[Collected data entries]
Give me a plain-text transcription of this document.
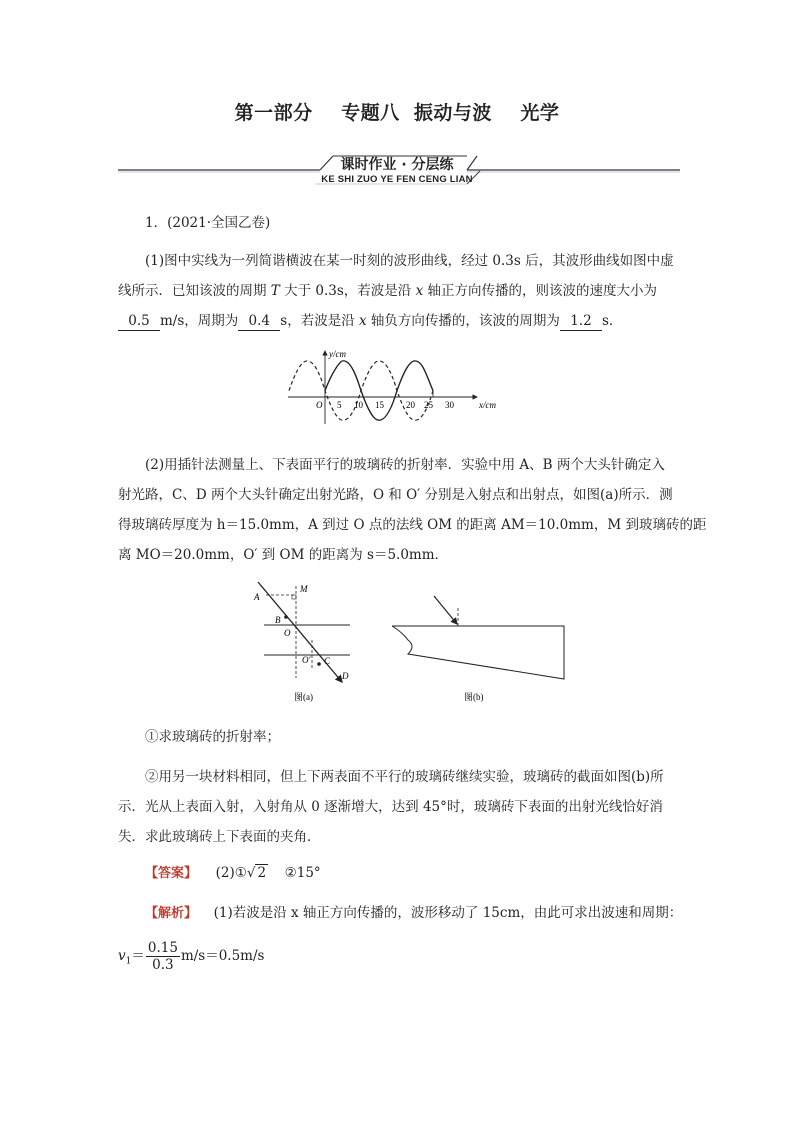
第一部分    专题八  振动与波    光学
课时作业 · 分层练
KE SHI ZUO YE FEN CENG LIAN
1．(2021·全国乙卷)
(1)图中实线为一列简谐横波在某一时刻的波形曲线，经过 0.3s 后，其波形曲线如图中虚
线所示．已知该波的周期 T 大于 0.3s，若波是沿 x 轴正方向传播的，则该波的速度大小为
0.5 m/s，周期为 0.4 s，若波是沿 x 轴负方向传播的，该波的周期为 1.2 s．
y/cm
x/cm
O 5 10 15 20 25 30
(2)用插针法测量上、下表面平行的玻璃砖的折射率．实验中用 A、B 两个大头针确定入
射光路，C、D 两个大头针确定出射光路，O 和 O′ 分别是入射点和出射点，如图(a)所示．测
得玻璃砖厚度为 h＝15.0mm，A 到过 O 点的法线 OM 的距离 AM＝10.0mm，M 到玻璃砖的距
离 MO＝20.0mm，O′ 到 OM 的距离为 s＝5.0mm．
A
M
B
O
O′ C
D
图(a)	图(b)
①求玻璃砖的折射率；
②用另一块材料相同，但上下两表面不平行的玻璃砖继续实验，玻璃砖的截面如图(b)所
示．光从上表面入射，入射角从 0 逐渐增大，达到 45°时，玻璃砖下表面的出射光线恰好消
失．求此玻璃砖上下表面的夹角．
【答案】 (2)①√ 2 ②15°
【解析】 (1)若波是沿 x 轴正方向传播的，波形移动了 15cm，由此可求出波速和周期：
$v_1= \frac{0.15}{0.3} m/s=0.5m/s$
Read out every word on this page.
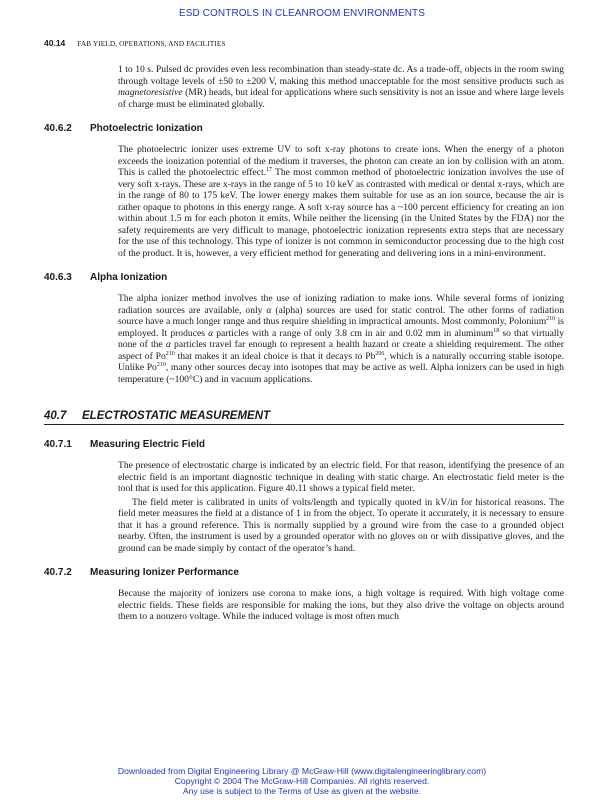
ESD CONTROLS IN CLEANROOM ENVIRONMENTS
40.14 FAB YIELD, OPERATIONS, AND FACILITIES

1 to 10 s. Pulsed dc provides even less recombination than steady-state dc. As a trade-off, objects in the room swing through voltage levels of ±50 to ±200 V, making this method unacceptable for the most sensitive products such as magnetoresistive (MR) heads, but ideal for applications where such sensitivity is not an issue and where large levels of charge must be eliminated globally.

40.6.2 Photoelectric Ionization

The photoelectric ionizer uses extreme UV to soft x-ray photons to create ions. When the energy of a photon exceeds the ionization potential of the medium it traverses, the photon can create an ion by collision with an atom. This is called the photoelectric effect.$^{17}$ The most common method of photoelectric ionization involves the use of very soft x-rays. These are x-rays in the range of 5 to 10 keV as contrasted with medical or dental x-rays, which are in the range of 80 to 175 keV. The lower energy makes them suitable for use as an ion source, because the air is rather opaque to photons in this energy range. A soft x-ray source has a ~100 percent efficiency for creating an ion within about 1.5 m for each photon it emits. While neither the licensing (in the United States by the FDA) nor the safety requirements are very difficult to manage, photoelectric ionization represents extra steps that are necessary for the use of this technology. This type of ionizer is not common in semiconductor processing due to the high cost of the product. It is, however, a very efficient method for generating and delivering ions in a mini-environment.

40.6.3 Alpha Ionization

The alpha ionizer method involves the use of ionizing radiation to make ions. While several forms of ionizing radiation sources are available, only α (alpha) sources are used for static control. The other forms of radiation source have a much longer range and thus require shielding in impractical amounts. Most commonly, Polonium$^{210}$ is employed. It produces α particles with a range of only 3.8 cm in air and 0.02 mm in aluminum$^{18}$ so that virtually none of the α particles travel far enough to represent a health hazard or create a shielding requirement. The other aspect of Po$^{210}$ that makes it an ideal choice is that it decays to Pb$^{206}$, which is a naturally occurring stable isotope. Unlike Po$^{210}$, many other sources decay into isotopes that may be active as well. Alpha ionizers can be used in high temperature (~100°C) and in vacuum applications.

40.7 ELECTROSTATIC MEASUREMENT
40.7.1 Measuring Electric Field

The presence of electrostatic charge is indicated by an electric field. For that reason, identifying the presence of an electric field is an important diagnostic technique in dealing with static charge. An electrostatic field meter is the tool that is used for this application. Figure 40.11 shows a typical field meter.

The field meter is calibrated in units of volts/length and typically quoted in kV/in for historical reasons. The field meter measures the field at a distance of 1 in from the object. To operate it accurately, it is necessary to ensure that it has a ground reference. This is normally supplied by a ground wire from the case to a grounded object nearby. Often, the instrument is used by a grounded operator with no gloves on or with dissipative gloves, and the ground can be made simply by contact of the operator’s hand.

40.7.2 Measuring Ionizer Performance

Because the majority of ionizers use corona to make ions, a high voltage is required. With high voltage come electric fields. These fields are responsible for making the ions, but they also drive the voltage on objects around them to a nonzero voltage. While the induced voltage is most often much

Downloaded from Digital Engineering Library @ McGraw-Hill (www.digitalengineeringlibrary.com)
Copyright © 2004 The McGraw-Hill Companies. All rights reserved.
Any use is subject to the Terms of Use as given at the website.
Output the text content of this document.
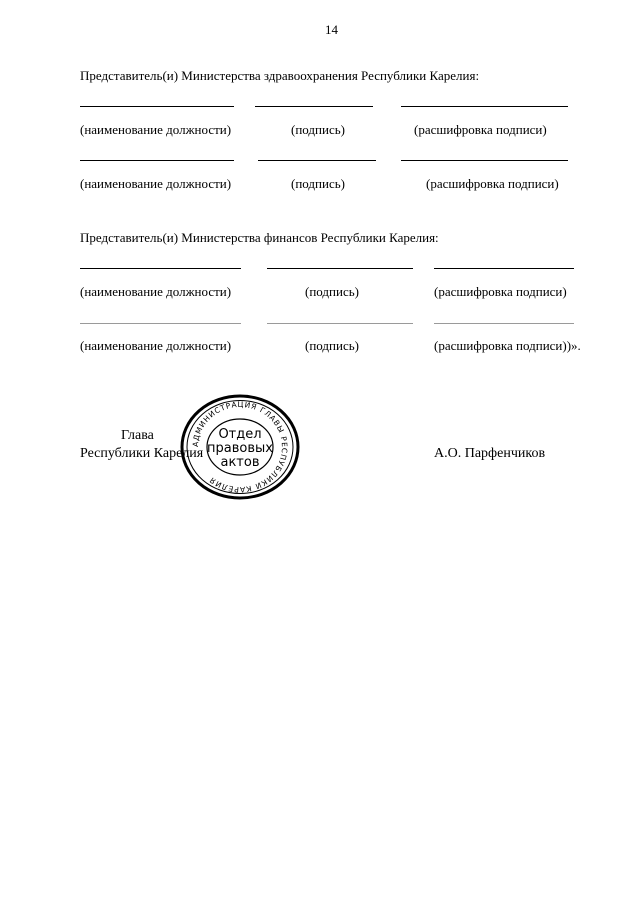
14
Представитель(и) Министерства здравоохранения Республики Карелия:
(наименование должности)	(подпись)	(расшифровка подписи)
(наименование должности)	(подпись)	(расшифровка подписи)
Представитель(и) Министерства финансов Республики Карелия:
(наименование должности)	(подпись)	(расшифровка подписи)
(наименование должности)	(подпись)	(расшифровка подписи))».
Глава
Республики Карелия	А.О. Парфенчиков
АДМИНИСТРАЦИЯ ГЛАВЫ РЕСПУБЛИКИ КАРЕЛИЯ
Отдел
правовых
актов
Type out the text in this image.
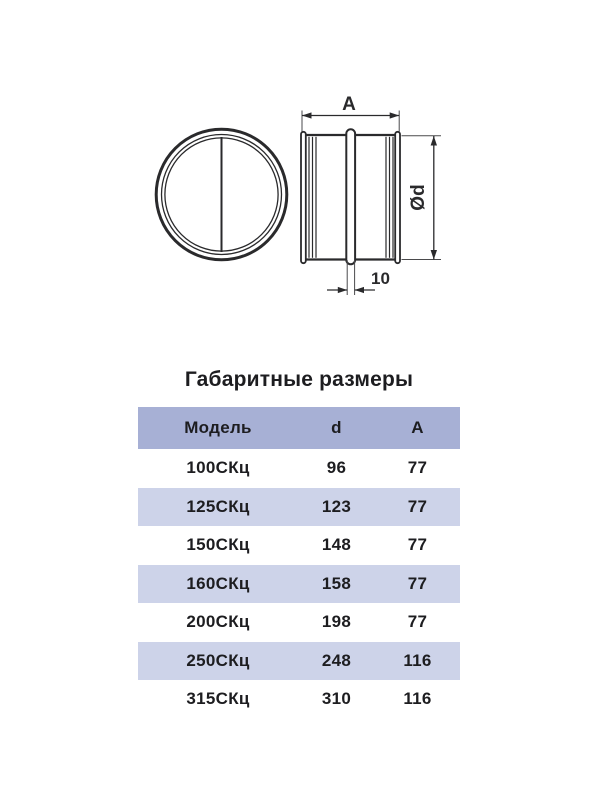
A
Ød
10
Габаритные размеры
Модель	d	A
100СКц	96	77
125СКц	123	77
150СКц	148	77
160СКц	158	77
200СКц	198	77
250СКц	248	116
315СКц	310	116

(SET PROBLEM): Write down only how many lines in the listing contain the word "Министерства".

(TASK RESPONSE): 2